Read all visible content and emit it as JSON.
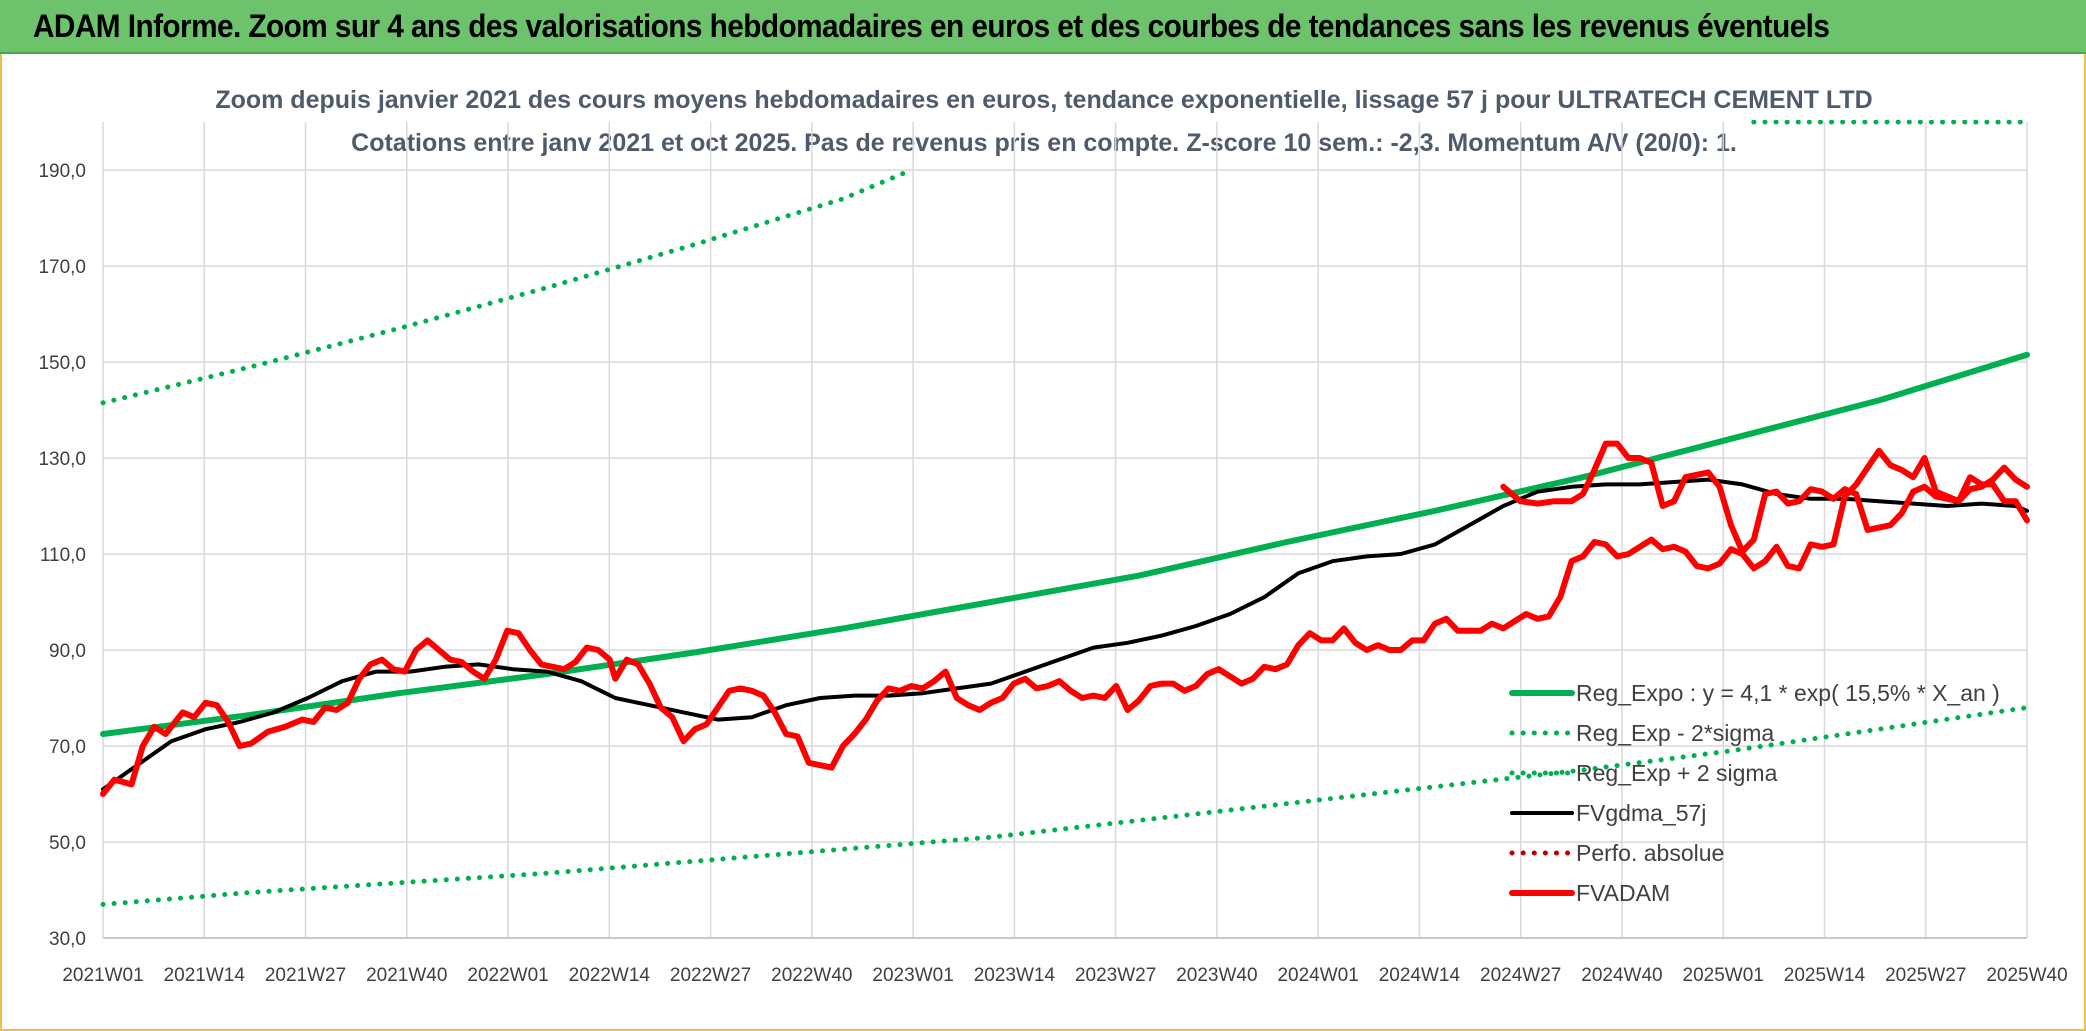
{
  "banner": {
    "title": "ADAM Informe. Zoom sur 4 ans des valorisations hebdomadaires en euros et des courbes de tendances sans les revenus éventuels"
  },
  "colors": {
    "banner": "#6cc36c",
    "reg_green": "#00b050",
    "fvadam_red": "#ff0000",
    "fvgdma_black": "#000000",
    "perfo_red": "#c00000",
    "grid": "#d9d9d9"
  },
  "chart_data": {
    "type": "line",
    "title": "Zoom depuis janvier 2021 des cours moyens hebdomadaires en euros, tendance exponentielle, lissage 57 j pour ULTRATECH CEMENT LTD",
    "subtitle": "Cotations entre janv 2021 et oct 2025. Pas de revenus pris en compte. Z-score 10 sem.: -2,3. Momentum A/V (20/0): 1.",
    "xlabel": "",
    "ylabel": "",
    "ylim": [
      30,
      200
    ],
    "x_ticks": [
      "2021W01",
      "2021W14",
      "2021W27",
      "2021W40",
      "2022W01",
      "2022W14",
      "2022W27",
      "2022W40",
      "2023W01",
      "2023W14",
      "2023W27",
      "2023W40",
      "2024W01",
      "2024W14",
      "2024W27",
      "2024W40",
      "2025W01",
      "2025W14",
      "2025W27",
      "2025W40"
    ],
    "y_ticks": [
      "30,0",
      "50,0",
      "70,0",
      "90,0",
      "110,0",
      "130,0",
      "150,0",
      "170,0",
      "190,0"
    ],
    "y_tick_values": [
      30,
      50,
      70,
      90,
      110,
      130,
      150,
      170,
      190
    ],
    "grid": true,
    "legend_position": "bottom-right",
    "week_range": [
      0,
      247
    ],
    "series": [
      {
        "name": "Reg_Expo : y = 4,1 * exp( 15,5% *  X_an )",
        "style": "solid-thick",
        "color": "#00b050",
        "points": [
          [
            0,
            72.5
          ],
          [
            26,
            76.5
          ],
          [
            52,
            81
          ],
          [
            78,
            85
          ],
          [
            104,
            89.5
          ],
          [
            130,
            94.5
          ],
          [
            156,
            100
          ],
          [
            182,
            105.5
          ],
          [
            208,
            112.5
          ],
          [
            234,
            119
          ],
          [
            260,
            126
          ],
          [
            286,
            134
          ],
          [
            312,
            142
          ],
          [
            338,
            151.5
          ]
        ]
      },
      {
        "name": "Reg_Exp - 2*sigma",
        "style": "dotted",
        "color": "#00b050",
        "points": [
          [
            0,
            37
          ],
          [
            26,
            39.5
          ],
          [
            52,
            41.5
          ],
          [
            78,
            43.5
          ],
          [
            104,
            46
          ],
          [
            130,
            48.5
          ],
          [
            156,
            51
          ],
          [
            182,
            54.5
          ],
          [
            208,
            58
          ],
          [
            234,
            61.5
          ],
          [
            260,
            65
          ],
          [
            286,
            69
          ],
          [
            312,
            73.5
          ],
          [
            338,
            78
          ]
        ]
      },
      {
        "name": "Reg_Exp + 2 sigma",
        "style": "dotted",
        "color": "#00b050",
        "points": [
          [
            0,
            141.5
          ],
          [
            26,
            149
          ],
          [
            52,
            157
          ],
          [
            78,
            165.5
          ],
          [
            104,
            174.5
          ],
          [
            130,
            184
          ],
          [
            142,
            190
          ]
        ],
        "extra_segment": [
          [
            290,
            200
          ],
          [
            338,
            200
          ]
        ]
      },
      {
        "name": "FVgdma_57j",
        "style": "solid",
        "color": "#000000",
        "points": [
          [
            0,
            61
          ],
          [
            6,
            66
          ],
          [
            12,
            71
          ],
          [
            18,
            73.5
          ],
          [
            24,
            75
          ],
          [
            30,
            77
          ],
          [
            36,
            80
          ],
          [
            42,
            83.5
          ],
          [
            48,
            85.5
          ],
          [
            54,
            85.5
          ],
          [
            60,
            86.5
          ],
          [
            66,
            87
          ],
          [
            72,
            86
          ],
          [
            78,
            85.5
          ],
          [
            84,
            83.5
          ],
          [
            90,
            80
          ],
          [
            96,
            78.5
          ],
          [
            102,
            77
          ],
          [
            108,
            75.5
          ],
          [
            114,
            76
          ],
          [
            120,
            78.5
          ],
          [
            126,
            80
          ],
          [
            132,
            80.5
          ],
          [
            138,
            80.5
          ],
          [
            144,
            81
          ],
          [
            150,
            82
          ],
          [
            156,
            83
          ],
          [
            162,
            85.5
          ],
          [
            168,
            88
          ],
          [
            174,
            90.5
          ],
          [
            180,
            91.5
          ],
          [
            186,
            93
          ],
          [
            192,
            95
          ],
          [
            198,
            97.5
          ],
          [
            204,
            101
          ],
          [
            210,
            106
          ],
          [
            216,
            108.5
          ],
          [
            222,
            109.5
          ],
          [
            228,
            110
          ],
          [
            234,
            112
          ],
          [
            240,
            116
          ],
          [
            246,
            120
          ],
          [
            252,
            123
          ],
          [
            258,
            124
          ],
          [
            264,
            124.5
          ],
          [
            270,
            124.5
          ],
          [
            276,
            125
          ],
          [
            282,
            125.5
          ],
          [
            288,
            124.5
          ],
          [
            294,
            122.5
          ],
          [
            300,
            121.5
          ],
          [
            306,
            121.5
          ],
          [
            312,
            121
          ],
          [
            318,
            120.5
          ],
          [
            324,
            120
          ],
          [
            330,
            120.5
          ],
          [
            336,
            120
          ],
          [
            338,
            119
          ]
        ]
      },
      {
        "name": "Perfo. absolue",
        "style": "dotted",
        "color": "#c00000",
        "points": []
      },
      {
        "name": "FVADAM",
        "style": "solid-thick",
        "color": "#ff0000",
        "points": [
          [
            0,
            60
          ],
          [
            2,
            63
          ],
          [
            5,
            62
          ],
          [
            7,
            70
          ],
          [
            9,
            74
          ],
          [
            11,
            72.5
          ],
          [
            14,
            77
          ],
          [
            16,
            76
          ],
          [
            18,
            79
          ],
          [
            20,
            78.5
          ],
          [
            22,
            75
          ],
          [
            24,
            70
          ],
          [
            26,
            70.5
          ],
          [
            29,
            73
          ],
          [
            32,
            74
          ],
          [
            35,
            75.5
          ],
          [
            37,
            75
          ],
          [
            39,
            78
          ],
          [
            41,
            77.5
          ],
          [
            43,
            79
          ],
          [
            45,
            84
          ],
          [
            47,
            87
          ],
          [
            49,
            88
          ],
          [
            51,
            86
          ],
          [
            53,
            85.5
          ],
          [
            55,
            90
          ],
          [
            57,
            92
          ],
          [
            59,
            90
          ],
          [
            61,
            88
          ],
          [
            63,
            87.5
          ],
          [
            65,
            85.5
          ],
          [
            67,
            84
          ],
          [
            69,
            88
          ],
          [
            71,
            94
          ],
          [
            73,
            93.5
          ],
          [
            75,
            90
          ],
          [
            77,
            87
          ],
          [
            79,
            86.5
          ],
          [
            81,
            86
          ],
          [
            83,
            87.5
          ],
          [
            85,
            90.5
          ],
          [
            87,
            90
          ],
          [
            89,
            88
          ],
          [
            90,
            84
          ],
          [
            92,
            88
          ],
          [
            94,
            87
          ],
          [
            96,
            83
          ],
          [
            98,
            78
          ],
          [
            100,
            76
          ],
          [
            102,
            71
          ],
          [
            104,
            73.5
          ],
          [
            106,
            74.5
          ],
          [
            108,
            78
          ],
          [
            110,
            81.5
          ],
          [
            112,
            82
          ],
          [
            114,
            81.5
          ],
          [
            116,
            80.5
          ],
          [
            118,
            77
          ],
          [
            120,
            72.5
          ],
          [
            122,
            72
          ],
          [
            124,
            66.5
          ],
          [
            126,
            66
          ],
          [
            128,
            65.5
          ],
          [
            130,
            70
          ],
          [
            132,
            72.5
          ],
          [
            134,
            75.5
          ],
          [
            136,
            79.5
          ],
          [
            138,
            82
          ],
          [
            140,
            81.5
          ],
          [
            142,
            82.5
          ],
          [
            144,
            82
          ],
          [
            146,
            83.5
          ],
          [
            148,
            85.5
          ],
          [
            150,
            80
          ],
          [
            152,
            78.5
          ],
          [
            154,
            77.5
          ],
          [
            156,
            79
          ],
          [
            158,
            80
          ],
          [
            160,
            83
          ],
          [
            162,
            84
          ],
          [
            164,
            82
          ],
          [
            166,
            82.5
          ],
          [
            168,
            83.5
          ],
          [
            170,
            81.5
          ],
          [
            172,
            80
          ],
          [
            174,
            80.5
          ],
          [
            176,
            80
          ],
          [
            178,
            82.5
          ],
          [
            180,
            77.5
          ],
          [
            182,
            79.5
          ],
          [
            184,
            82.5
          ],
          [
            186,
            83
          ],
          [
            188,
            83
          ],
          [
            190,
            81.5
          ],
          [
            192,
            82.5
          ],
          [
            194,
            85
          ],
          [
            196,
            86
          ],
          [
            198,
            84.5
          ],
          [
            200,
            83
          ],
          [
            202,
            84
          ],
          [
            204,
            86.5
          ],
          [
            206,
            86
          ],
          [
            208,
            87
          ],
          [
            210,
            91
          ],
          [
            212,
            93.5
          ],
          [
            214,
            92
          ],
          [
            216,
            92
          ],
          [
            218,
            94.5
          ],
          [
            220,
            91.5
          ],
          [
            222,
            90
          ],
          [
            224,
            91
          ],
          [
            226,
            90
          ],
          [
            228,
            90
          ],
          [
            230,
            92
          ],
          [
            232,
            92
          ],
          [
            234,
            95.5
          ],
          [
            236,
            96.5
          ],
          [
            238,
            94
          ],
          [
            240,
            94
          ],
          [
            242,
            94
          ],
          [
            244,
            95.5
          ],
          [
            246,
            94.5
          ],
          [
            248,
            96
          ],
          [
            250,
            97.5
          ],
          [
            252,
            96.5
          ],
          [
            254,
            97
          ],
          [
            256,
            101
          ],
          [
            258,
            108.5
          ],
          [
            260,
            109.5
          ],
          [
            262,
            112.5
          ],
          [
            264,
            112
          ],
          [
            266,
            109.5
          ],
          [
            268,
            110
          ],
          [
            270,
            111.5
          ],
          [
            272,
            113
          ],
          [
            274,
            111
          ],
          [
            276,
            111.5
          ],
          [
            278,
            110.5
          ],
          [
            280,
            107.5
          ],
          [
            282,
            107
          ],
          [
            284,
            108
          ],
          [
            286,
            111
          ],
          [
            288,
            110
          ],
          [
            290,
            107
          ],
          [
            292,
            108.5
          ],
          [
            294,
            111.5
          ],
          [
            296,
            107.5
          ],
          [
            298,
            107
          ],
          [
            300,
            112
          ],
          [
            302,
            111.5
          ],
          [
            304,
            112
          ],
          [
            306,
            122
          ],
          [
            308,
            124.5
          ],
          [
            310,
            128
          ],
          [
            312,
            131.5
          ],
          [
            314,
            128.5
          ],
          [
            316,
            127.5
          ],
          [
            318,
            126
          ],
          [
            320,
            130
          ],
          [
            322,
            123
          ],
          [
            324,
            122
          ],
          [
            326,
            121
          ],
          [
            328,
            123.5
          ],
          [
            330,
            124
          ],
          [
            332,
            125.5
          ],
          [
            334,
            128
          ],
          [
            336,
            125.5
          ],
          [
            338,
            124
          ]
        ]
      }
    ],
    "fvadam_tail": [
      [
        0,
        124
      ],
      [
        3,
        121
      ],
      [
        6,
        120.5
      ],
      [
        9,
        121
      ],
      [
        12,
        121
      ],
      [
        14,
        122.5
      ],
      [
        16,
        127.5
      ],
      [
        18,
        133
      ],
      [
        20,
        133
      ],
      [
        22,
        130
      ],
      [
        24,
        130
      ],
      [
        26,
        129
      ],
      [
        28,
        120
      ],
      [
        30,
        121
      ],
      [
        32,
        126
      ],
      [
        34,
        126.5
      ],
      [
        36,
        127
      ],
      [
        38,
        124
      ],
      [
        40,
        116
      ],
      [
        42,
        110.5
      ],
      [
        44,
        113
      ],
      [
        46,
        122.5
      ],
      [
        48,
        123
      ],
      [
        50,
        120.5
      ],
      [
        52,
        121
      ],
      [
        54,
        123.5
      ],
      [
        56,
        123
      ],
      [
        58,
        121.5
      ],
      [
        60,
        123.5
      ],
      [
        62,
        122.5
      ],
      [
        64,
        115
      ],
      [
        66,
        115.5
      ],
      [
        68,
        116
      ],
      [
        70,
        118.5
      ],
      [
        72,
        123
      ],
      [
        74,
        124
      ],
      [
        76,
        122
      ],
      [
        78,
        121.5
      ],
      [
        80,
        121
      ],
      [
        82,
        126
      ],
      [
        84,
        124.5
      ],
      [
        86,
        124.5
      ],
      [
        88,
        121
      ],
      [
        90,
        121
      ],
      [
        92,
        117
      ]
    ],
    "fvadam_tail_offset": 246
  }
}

- **What you are asked to do**: Using the records above, copy every line that has the word "sigma" in it.

- **Correct answer**:
        "name": "Reg_Exp - 2*sigma",
        "name": "Reg_Exp + 2 sigma",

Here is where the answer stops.